AVAILABLE DATA —
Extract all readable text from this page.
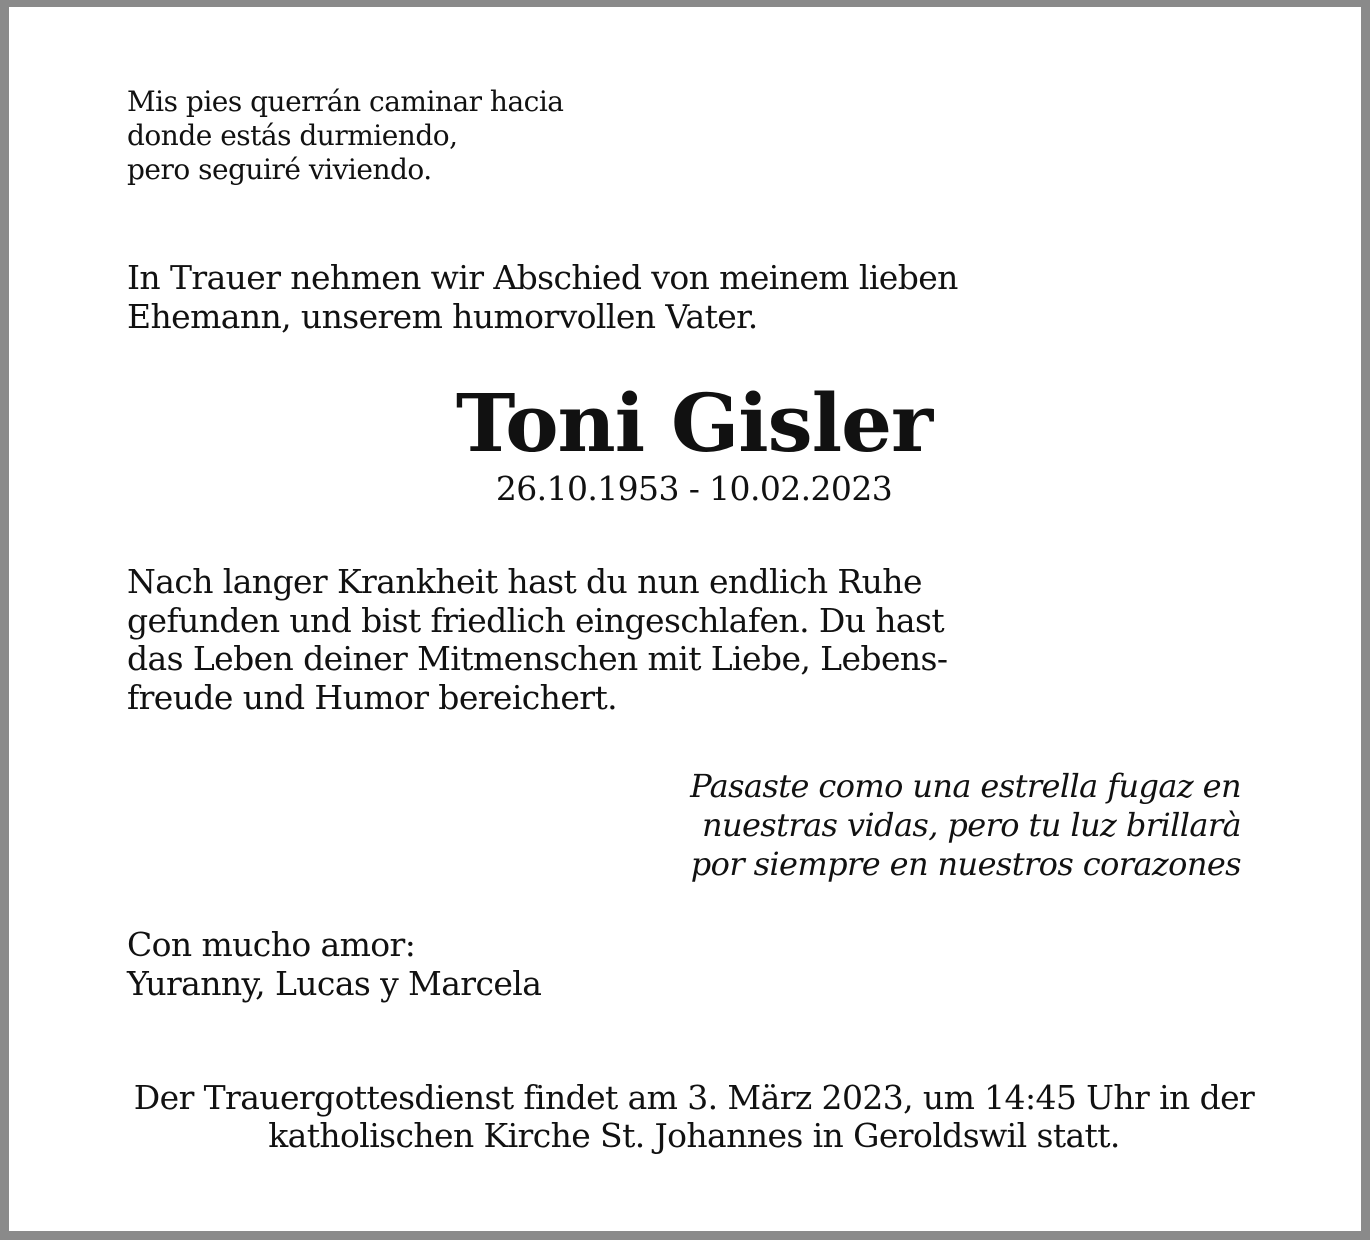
Mis pies querrán caminar hacia
donde estás durmiendo,
pero seguiré viviendo.
In Trauer nehmen wir Abschied von meinem lieben
Ehemann, unserem humorvollen Vater.
Toni Gisler
26.10.1953 - 10.02.2023
Nach langer Krankheit hast du nun endlich Ruhe
gefunden und bist friedlich eingeschlafen. Du hast
das Leben deiner Mitmenschen mit Liebe, Lebens-
freude und Humor bereichert.
Pasaste como una estrella fugaz en
nuestras vidas, pero tu luz brillarà
por siempre en nuestros corazones
Con mucho amor:
Yuranny, Lucas y Marcela
Der Trauergottesdienst findet am 3. März 2023, um 14:45 Uhr in der
katholischen Kirche St. Johannes in Geroldswil statt.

WHAT NEEDS TO BE DONE —
Set out every line from the material that contains the string "pero".

RESULT OF THE EXERCISE —
pero seguiré viviendo.
nuestras vidas, pero tu luz brillarà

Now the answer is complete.